**EXERCISE GOAL:**
Select, from the material below, each line with "అవసరమ" in it.

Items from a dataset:
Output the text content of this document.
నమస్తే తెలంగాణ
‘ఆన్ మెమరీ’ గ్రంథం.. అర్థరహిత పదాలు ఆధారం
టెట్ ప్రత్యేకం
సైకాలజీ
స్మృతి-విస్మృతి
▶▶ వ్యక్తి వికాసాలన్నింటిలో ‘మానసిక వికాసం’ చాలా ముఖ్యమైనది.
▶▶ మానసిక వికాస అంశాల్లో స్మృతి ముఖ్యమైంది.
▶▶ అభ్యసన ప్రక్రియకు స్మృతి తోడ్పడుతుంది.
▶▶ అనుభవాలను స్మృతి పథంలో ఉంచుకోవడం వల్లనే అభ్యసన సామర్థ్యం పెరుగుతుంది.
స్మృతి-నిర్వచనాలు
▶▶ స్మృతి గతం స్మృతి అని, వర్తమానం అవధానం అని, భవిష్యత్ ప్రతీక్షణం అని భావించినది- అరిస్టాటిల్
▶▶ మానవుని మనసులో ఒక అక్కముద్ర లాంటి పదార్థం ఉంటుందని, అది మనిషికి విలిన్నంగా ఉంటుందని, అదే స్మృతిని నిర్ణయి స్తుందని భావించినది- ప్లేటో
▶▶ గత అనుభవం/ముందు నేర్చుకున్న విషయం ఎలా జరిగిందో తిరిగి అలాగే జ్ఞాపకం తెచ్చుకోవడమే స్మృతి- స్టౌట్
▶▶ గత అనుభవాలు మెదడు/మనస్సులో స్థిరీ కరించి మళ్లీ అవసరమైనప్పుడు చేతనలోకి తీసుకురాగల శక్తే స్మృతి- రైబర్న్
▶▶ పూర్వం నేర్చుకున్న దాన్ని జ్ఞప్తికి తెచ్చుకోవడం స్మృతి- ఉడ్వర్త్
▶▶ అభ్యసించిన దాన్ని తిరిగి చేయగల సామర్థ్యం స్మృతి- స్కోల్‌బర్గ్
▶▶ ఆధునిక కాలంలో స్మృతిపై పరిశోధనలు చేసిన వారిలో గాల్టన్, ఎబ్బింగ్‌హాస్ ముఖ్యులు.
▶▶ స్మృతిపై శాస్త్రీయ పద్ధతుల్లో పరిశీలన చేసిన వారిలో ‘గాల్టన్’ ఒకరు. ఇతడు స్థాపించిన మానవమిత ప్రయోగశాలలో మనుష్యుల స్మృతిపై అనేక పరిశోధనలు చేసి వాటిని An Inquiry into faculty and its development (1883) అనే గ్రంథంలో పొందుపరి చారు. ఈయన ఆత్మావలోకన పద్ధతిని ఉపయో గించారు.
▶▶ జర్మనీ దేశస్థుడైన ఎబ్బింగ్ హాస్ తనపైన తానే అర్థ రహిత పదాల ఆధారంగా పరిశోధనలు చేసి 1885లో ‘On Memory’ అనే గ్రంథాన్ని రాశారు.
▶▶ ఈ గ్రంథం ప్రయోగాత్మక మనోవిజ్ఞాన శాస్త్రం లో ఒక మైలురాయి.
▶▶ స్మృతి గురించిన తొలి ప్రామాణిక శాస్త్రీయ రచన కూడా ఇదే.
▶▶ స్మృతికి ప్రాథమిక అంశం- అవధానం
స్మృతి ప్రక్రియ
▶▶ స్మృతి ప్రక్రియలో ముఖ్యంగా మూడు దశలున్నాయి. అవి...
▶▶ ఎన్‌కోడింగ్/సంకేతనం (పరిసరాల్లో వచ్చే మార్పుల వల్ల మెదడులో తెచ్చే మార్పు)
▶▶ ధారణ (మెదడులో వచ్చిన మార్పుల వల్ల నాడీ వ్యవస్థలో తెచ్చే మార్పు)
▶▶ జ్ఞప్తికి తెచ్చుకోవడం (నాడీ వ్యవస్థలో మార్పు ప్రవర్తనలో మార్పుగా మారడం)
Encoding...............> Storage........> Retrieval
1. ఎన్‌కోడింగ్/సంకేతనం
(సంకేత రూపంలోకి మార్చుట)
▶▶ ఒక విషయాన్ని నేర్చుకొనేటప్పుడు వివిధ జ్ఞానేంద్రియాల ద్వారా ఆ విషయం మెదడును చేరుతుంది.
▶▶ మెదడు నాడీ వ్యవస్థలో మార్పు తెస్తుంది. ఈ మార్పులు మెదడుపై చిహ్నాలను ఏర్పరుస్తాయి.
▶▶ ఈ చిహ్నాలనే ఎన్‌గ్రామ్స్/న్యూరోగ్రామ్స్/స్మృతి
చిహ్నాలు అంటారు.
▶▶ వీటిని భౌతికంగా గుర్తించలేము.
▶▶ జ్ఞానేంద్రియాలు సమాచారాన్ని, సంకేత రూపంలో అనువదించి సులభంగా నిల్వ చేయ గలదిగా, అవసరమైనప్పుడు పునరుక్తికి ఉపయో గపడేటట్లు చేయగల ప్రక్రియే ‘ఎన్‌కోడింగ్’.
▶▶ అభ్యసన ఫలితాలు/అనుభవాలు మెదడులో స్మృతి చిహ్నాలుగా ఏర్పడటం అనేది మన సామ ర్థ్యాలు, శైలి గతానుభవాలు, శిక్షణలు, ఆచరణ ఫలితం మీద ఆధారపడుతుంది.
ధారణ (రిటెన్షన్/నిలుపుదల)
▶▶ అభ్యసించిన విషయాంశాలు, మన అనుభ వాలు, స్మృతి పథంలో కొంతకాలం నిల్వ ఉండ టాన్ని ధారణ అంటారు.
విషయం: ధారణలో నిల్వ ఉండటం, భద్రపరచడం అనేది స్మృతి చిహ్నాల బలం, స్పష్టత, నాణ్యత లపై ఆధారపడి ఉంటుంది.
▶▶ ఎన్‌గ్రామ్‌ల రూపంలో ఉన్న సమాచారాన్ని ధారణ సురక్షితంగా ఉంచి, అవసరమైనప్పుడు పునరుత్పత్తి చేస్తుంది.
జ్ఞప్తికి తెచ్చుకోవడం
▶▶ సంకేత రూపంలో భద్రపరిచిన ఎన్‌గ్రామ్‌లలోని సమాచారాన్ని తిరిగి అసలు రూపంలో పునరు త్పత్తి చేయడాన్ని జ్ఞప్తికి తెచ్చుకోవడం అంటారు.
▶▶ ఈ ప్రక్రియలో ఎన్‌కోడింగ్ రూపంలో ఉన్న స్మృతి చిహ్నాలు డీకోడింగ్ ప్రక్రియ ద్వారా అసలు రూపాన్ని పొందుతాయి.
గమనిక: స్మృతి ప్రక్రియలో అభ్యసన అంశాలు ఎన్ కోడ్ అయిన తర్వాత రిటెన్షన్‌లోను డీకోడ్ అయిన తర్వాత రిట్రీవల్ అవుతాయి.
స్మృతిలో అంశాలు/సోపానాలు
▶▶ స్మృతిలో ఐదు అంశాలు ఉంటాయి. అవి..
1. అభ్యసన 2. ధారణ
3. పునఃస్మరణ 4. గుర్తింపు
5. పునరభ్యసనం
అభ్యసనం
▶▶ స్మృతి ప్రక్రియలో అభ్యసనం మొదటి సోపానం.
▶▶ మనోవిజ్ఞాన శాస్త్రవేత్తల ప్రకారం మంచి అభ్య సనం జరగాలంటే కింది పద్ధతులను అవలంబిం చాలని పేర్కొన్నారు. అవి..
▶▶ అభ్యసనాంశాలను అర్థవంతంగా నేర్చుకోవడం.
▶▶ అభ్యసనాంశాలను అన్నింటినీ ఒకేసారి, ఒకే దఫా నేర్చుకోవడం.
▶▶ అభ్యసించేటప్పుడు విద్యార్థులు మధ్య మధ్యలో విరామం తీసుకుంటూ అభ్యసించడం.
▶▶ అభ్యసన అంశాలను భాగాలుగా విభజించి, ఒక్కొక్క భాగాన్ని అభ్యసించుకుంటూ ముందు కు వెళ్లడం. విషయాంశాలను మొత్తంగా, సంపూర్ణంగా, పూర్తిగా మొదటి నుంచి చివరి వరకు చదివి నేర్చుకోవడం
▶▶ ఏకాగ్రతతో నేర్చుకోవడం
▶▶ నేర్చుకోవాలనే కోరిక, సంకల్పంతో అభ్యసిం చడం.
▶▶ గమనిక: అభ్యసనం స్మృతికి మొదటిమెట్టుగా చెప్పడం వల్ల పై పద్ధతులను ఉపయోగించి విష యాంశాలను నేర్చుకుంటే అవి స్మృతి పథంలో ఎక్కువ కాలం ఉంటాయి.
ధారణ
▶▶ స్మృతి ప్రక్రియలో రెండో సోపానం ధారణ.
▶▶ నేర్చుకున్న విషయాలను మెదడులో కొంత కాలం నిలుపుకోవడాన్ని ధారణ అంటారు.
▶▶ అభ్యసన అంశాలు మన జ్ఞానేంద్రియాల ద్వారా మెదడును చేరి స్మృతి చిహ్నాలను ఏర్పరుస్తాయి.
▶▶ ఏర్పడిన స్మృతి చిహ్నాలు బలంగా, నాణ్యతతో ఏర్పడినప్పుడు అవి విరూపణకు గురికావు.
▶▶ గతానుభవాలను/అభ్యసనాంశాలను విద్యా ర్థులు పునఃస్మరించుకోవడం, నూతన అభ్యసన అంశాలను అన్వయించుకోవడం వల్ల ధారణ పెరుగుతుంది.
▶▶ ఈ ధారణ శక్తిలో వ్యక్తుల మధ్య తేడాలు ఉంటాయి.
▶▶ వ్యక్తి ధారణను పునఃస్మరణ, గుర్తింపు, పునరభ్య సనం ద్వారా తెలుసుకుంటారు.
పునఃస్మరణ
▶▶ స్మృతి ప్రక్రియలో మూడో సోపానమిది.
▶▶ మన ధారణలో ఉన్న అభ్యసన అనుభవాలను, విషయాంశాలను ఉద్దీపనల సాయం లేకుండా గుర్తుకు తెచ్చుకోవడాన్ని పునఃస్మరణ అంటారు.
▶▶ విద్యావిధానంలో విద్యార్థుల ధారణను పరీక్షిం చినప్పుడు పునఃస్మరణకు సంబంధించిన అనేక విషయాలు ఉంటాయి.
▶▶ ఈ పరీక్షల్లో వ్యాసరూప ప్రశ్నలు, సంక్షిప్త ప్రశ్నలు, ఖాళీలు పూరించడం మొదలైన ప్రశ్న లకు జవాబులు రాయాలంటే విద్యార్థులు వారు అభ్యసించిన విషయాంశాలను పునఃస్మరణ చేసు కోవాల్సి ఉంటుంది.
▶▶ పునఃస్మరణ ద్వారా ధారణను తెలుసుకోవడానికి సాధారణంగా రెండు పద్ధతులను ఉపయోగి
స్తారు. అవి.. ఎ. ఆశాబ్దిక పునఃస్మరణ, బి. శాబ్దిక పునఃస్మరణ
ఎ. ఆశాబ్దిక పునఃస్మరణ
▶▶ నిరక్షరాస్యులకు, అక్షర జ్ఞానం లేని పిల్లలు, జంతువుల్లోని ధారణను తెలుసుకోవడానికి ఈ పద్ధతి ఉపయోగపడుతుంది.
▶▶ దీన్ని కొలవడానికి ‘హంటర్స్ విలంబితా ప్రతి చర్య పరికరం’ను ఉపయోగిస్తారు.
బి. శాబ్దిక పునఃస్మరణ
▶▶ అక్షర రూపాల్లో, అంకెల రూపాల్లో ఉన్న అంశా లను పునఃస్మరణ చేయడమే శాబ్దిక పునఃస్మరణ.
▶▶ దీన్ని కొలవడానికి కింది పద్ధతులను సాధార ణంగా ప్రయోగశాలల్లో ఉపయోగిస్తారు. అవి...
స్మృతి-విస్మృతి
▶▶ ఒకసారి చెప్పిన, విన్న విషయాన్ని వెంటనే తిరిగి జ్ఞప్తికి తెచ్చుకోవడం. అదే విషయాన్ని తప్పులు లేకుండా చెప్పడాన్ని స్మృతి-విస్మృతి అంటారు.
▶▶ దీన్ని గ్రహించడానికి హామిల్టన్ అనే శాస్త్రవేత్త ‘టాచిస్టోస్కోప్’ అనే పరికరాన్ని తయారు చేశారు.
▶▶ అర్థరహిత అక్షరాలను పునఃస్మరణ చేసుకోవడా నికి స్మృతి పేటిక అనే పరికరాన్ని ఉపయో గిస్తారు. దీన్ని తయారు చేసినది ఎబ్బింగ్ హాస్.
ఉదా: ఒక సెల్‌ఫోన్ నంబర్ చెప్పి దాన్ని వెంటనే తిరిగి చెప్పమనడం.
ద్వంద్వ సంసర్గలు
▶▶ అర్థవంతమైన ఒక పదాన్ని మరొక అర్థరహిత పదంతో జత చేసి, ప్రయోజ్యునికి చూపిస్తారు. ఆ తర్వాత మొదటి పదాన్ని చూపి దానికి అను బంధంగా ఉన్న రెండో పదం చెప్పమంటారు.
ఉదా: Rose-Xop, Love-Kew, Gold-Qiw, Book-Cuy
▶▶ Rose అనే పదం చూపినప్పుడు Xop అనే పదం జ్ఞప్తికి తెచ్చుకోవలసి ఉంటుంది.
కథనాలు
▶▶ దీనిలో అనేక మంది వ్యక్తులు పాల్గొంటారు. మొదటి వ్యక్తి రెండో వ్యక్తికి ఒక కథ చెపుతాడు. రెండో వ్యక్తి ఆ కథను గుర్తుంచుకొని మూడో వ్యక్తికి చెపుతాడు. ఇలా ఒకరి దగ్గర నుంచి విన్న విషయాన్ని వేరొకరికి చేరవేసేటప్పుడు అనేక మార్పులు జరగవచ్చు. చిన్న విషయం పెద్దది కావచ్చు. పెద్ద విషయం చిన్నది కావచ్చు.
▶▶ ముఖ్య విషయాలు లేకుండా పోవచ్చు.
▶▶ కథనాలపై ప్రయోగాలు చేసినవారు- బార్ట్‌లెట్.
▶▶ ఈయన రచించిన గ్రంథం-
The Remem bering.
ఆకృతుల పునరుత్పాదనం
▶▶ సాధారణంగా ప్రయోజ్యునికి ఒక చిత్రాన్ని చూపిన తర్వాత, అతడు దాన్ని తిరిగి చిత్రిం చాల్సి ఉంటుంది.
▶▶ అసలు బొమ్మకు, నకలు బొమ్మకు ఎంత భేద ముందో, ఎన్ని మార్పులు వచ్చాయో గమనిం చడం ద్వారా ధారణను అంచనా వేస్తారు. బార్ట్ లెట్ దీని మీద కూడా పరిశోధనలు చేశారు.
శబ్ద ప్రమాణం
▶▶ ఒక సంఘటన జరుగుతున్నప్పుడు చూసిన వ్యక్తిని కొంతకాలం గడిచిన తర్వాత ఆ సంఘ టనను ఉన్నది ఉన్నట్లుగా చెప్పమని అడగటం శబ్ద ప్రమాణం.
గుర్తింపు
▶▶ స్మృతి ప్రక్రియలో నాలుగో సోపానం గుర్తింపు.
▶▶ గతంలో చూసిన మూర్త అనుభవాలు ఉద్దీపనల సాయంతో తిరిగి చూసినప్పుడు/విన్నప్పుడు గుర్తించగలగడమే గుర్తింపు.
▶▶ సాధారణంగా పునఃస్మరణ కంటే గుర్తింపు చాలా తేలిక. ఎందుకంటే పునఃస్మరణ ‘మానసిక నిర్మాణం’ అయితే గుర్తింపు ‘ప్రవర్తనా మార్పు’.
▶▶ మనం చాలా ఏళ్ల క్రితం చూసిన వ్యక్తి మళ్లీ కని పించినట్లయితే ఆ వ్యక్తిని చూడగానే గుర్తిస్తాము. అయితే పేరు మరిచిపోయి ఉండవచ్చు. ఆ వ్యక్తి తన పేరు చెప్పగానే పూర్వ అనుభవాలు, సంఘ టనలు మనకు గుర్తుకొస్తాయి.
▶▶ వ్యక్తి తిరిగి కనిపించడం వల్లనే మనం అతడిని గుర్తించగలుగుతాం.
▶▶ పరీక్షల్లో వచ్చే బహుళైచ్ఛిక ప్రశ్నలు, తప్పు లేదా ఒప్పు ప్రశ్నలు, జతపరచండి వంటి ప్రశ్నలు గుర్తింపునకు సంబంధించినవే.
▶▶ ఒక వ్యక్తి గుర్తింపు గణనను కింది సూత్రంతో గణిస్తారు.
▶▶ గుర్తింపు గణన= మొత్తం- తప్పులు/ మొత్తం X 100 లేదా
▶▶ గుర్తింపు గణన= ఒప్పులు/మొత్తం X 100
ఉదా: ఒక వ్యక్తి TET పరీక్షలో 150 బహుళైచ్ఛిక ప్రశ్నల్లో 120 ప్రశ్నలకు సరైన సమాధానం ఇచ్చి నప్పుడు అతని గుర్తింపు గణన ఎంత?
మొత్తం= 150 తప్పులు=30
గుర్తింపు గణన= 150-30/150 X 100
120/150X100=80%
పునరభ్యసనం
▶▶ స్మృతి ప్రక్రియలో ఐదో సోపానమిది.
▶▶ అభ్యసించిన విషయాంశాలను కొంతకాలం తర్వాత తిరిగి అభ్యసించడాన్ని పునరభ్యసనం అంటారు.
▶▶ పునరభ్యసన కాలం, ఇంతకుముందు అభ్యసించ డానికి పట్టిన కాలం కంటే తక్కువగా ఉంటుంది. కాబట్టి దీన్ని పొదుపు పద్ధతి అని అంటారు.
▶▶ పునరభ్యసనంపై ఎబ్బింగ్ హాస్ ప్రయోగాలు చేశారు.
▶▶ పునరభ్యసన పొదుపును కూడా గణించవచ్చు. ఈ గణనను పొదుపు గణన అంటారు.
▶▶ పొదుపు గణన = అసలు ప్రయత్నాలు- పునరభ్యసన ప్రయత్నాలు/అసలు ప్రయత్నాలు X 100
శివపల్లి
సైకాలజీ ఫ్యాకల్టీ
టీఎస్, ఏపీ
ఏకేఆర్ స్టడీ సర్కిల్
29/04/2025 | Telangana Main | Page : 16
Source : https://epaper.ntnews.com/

**CORRECT OUTPUT:**
▶▶ గత అనుభవాలు మెదడు/మనస్సులో స్థిరీ కరించి మళ్లీ అవసరమైనప్పుడు చేతనలోకి తీసుకురాగల శక్తే స్మృతి- రైబర్న్
▶▶ జ్ఞానేంద్రియాలు సమాచారాన్ని, సంకేత రూపంలో అనువదించి సులభంగా నిల్వ చేయ గలదిగా, అవసరమైనప్పుడు పునరుక్తికి ఉపయో గపడేటట్లు చేయగల ప్రక్రియే ‘ఎన్‌కోడింగ్’.
▶▶ ఎన్‌గ్రామ్‌ల రూపంలో ఉన్న సమాచారాన్ని ధారణ సురక్షితంగా ఉంచి, అవసరమైనప్పుడు పునరుత్పత్తి చేస్తుంది.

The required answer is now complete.